:: Task data ::
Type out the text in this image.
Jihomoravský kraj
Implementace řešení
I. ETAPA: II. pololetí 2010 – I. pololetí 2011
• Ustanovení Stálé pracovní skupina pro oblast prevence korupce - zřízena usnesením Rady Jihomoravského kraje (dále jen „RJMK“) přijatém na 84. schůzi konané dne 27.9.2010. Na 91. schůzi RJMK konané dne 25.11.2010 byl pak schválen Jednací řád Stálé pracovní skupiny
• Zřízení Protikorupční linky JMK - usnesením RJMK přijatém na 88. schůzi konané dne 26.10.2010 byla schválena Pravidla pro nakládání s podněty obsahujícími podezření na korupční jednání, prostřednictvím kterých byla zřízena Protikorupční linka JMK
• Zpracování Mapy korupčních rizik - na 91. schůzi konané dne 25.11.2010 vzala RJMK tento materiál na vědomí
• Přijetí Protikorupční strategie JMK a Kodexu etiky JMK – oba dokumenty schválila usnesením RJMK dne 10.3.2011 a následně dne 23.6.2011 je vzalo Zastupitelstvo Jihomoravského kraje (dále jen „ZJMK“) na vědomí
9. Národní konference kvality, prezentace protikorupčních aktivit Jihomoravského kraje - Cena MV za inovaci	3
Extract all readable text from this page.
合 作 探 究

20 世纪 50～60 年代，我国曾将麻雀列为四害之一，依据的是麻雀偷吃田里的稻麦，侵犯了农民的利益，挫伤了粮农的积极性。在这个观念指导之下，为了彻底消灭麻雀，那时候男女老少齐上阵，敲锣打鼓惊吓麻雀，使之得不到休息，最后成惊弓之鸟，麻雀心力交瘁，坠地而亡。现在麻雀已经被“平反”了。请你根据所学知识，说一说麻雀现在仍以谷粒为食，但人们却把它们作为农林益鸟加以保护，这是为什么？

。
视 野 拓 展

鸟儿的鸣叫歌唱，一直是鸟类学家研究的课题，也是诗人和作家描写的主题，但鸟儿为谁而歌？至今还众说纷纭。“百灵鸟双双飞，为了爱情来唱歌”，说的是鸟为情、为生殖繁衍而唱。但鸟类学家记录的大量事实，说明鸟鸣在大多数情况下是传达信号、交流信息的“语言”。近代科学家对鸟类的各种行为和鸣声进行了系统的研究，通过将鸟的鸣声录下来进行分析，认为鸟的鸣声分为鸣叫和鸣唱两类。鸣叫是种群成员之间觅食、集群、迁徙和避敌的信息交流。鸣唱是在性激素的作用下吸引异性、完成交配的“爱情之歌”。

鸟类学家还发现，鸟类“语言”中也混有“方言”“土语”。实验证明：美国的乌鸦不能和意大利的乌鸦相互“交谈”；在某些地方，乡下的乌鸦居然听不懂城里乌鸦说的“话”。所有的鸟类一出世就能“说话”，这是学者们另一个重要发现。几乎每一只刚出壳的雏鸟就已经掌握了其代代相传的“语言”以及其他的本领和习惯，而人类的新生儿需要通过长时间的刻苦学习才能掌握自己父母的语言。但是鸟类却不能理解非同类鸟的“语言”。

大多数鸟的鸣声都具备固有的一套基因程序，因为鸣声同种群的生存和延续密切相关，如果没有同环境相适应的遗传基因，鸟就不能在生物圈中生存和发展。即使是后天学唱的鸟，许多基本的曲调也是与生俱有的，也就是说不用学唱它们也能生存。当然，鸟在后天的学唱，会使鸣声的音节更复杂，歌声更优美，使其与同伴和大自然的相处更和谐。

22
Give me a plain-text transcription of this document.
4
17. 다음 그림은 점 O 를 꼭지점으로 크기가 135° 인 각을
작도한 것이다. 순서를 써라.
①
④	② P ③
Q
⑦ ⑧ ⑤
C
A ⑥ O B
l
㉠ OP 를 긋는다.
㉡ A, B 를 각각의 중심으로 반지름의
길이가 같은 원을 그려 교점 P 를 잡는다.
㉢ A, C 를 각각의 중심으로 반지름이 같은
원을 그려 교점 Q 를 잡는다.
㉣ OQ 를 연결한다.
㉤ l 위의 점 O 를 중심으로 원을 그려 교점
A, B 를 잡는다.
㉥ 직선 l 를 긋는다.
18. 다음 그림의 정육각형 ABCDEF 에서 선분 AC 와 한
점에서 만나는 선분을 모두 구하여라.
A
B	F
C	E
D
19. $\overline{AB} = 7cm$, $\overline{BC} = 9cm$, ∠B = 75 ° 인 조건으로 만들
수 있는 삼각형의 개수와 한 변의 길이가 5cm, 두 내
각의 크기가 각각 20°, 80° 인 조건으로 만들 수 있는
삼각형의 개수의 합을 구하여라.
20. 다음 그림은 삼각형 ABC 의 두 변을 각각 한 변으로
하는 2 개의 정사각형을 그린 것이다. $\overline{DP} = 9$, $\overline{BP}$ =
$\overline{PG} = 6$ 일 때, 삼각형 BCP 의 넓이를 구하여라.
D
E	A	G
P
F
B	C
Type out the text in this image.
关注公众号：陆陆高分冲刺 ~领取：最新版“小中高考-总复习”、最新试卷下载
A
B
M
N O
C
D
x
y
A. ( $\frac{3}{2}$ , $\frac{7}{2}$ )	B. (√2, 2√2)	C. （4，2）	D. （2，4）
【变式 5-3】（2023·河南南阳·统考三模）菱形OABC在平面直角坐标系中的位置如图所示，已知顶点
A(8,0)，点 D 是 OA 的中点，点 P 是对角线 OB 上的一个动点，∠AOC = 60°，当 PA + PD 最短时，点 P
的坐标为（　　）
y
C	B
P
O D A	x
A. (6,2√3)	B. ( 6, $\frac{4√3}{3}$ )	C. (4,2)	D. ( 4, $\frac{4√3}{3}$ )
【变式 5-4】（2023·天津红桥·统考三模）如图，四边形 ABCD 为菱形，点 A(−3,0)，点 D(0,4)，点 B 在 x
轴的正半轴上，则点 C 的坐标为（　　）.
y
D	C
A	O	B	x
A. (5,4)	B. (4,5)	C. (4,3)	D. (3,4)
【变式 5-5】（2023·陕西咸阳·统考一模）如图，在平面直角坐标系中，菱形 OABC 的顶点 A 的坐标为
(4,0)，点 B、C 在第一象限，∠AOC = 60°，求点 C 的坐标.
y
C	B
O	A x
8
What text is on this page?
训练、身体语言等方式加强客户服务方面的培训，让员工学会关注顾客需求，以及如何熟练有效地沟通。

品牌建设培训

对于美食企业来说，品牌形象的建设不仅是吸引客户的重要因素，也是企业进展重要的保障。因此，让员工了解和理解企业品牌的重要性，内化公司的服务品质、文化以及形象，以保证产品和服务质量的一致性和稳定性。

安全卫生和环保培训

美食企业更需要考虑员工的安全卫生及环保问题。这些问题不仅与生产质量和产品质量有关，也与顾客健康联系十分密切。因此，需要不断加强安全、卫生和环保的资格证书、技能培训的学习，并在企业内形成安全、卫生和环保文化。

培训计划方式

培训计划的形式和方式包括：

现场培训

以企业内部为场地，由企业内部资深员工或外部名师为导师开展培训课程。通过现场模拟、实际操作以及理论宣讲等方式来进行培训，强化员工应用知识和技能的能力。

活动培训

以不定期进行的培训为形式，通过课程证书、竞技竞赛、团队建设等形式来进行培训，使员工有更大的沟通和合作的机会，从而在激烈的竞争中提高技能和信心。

:: Problem ::
Search the entries for the word "중심으로", then list each line that holds it.

:: Answer to the exercise ::
㉡ A, B 를 각각의 중심으로 반지름의
㉢ A, C 를 각각의 중심으로 반지름이 같은
㉤ l 위의 점 O 를 중심으로 원을 그려 교점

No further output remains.